Required work
Reproduce the following lines verbatim, covering every item.

[Entries from a dataset]
* START *

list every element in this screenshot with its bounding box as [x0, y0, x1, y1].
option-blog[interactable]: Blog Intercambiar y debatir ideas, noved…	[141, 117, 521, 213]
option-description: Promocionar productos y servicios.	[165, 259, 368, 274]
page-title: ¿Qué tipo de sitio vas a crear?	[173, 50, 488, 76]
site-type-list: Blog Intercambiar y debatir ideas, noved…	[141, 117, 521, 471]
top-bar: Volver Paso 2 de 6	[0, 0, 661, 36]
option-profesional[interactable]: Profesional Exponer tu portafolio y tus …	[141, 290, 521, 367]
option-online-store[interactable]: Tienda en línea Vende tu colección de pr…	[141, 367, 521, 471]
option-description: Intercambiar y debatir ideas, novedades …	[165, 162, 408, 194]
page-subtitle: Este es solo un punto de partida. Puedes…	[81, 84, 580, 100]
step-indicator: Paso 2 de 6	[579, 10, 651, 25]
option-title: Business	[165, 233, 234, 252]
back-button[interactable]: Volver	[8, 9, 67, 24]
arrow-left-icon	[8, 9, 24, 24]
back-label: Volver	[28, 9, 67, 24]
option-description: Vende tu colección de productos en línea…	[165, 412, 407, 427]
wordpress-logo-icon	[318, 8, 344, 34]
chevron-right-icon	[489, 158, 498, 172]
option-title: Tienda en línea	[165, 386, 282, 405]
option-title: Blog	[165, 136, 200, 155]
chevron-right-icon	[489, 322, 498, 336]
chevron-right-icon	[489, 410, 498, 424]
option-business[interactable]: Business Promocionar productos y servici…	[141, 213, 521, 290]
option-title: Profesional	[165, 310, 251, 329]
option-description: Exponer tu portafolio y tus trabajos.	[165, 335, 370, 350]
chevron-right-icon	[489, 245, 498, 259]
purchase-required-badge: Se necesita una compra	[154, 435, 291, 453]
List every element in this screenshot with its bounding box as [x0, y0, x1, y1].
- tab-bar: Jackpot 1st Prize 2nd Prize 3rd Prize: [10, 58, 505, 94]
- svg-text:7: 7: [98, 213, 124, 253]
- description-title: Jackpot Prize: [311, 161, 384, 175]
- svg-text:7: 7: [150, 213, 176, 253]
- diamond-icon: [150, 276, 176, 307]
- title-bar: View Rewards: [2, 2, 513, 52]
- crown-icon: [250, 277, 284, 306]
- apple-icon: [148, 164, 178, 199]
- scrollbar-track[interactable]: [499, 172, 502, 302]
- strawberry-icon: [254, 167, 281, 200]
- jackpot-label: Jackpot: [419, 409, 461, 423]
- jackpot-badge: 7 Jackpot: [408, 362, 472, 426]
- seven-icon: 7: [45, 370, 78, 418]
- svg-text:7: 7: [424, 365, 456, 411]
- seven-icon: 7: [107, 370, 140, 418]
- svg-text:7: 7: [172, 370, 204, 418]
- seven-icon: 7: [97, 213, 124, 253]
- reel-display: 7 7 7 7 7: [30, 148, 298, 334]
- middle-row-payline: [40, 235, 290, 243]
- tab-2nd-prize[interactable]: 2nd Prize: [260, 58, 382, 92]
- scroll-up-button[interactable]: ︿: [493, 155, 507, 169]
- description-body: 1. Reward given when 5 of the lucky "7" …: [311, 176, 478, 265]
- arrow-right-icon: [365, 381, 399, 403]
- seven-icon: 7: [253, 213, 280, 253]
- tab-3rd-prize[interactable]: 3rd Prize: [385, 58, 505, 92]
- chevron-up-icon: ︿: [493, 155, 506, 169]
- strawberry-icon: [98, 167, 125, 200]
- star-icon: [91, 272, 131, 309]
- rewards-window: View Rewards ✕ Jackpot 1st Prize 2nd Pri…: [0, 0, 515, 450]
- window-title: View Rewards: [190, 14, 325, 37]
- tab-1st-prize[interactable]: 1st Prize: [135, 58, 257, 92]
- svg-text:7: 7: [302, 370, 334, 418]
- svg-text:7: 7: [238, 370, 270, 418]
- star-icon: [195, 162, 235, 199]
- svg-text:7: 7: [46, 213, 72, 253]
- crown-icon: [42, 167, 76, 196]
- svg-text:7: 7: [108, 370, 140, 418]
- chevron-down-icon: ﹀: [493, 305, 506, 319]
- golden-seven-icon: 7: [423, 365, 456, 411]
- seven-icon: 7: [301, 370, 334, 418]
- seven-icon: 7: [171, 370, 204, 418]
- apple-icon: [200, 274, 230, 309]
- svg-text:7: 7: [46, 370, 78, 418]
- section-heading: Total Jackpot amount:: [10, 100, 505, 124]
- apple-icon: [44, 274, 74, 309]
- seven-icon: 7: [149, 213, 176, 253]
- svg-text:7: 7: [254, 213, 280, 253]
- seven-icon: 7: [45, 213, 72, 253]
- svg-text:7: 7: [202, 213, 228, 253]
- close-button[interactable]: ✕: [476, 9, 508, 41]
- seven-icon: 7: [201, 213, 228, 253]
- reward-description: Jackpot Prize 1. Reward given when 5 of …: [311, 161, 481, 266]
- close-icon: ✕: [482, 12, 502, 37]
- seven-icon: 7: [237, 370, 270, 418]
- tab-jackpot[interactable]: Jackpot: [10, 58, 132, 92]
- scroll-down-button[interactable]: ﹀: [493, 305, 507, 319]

* END *

Answer to this exercise
list every element in this screenshot with its bounding box as [x0, y0, x1, y1].
option-blog[interactable]: Blog Intercambiar y debatir ideas, noved…	[141, 117, 521, 213]
option-description: Promocionar productos y servicios.	[165, 259, 368, 274]
page-title: ¿Qué tipo de sitio vas a crear?	[173, 50, 488, 76]
site-type-list: Blog Intercambiar y debatir ideas, noved…	[141, 117, 521, 471]
top-bar: Volver Paso 2 de 6	[0, 0, 661, 36]
option-profesional[interactable]: Profesional Exponer tu portafolio y tus …	[141, 290, 521, 367]
option-online-store[interactable]: Tienda en línea Vende tu colección de pr…	[141, 367, 521, 471]
option-description: Intercambiar y debatir ideas, novedades …	[165, 162, 408, 194]
page-subtitle: Este es solo un punto de partida. Puedes…	[81, 84, 580, 100]
step-indicator: Paso 2 de 6	[579, 10, 651, 25]
option-title: Business	[165, 233, 234, 252]
back-button[interactable]: Volver	[8, 9, 67, 24]
arrow-left-icon	[8, 9, 24, 24]
back-label: Volver	[28, 9, 67, 24]
option-description: Vende tu colección de productos en línea…	[165, 412, 407, 427]
wordpress-logo-icon	[318, 8, 344, 34]
chevron-right-icon	[489, 158, 498, 172]
option-title: Tienda en línea	[165, 386, 282, 405]
option-title: Blog	[165, 136, 200, 155]
chevron-right-icon	[489, 322, 498, 336]
chevron-right-icon	[489, 410, 498, 424]
option-business[interactable]: Business Promocionar productos y servici…	[141, 213, 521, 290]
option-title: Profesional	[165, 310, 251, 329]
option-description: Exponer tu portafolio y tus trabajos.	[165, 335, 370, 350]
chevron-right-icon	[489, 245, 498, 259]
purchase-required-badge: Se necesita una compra	[154, 435, 291, 453]
List every element in this screenshot with its bounding box as [x0, y0, x1, y1].
- tab-bar: Jackpot 1st Prize 2nd Prize 3rd Prize: [10, 58, 505, 94]
- svg-text:7: 7: [98, 213, 124, 253]
- description-title: Jackpot Prize: [311, 161, 384, 175]
- svg-text:7: 7: [150, 213, 176, 253]
- diamond-icon: [150, 276, 176, 307]
- title-bar: View Rewards: [2, 2, 513, 52]
- crown-icon: [250, 277, 284, 306]
- apple-icon: [148, 164, 178, 199]
- scrollbar-track[interactable]: [499, 172, 502, 302]
- strawberry-icon: [254, 167, 281, 200]
- jackpot-label: Jackpot: [419, 409, 461, 423]
- jackpot-badge: 7 Jackpot: [408, 362, 472, 426]
- seven-icon: 7: [45, 370, 78, 418]
- svg-text:7: 7: [424, 365, 456, 411]
- seven-icon: 7: [107, 370, 140, 418]
- svg-text:7: 7: [172, 370, 204, 418]
- seven-icon: 7: [97, 213, 124, 253]
- reel-display: 7 7 7 7 7: [30, 148, 298, 334]
- middle-row-payline: [40, 235, 290, 243]
- tab-2nd-prize[interactable]: 2nd Prize: [260, 58, 382, 92]
- scroll-up-button[interactable]: ︿: [493, 155, 507, 169]
- description-body: 1. Reward given when 5 of the lucky "7" …: [311, 176, 478, 265]
- arrow-right-icon: [365, 381, 399, 403]
- seven-icon: 7: [253, 213, 280, 253]
- tab-3rd-prize[interactable]: 3rd Prize: [385, 58, 505, 92]
- chevron-up-icon: ︿: [493, 155, 506, 169]
- strawberry-icon: [98, 167, 125, 200]
- star-icon: [91, 272, 131, 309]
- rewards-window: View Rewards ✕ Jackpot 1st Prize 2nd Pri…: [0, 0, 515, 450]
- window-title: View Rewards: [190, 14, 325, 37]
- tab-1st-prize[interactable]: 1st Prize: [135, 58, 257, 92]
- svg-text:7: 7: [302, 370, 334, 418]
- svg-text:7: 7: [238, 370, 270, 418]
- star-icon: [195, 162, 235, 199]
- svg-text:7: 7: [46, 213, 72, 253]
- crown-icon: [42, 167, 76, 196]
- svg-text:7: 7: [108, 370, 140, 418]
- chevron-down-icon: ﹀: [493, 305, 506, 319]
- golden-seven-icon: 7: [423, 365, 456, 411]
- seven-icon: 7: [301, 370, 334, 418]
- seven-icon: 7: [171, 370, 204, 418]
- apple-icon: [200, 274, 230, 309]
- svg-text:7: 7: [46, 370, 78, 418]
- section-heading: Total Jackpot amount:: [10, 100, 505, 124]
- apple-icon: [44, 274, 74, 309]
- seven-icon: 7: [149, 213, 176, 253]
- svg-text:7: 7: [254, 213, 280, 253]
- seven-icon: 7: [45, 213, 72, 253]
- svg-text:7: 7: [202, 213, 228, 253]
- close-button[interactable]: ✕: [476, 9, 508, 41]
- seven-icon: 7: [201, 213, 228, 253]
- reward-description: Jackpot Prize 1. Reward given when 5 of …: [311, 161, 481, 266]
- close-icon: ✕: [482, 12, 502, 37]
- seven-icon: 7: [237, 370, 270, 418]
- tab-jackpot[interactable]: Jackpot: [10, 58, 132, 92]
- scroll-down-button[interactable]: ﹀: [493, 305, 507, 319]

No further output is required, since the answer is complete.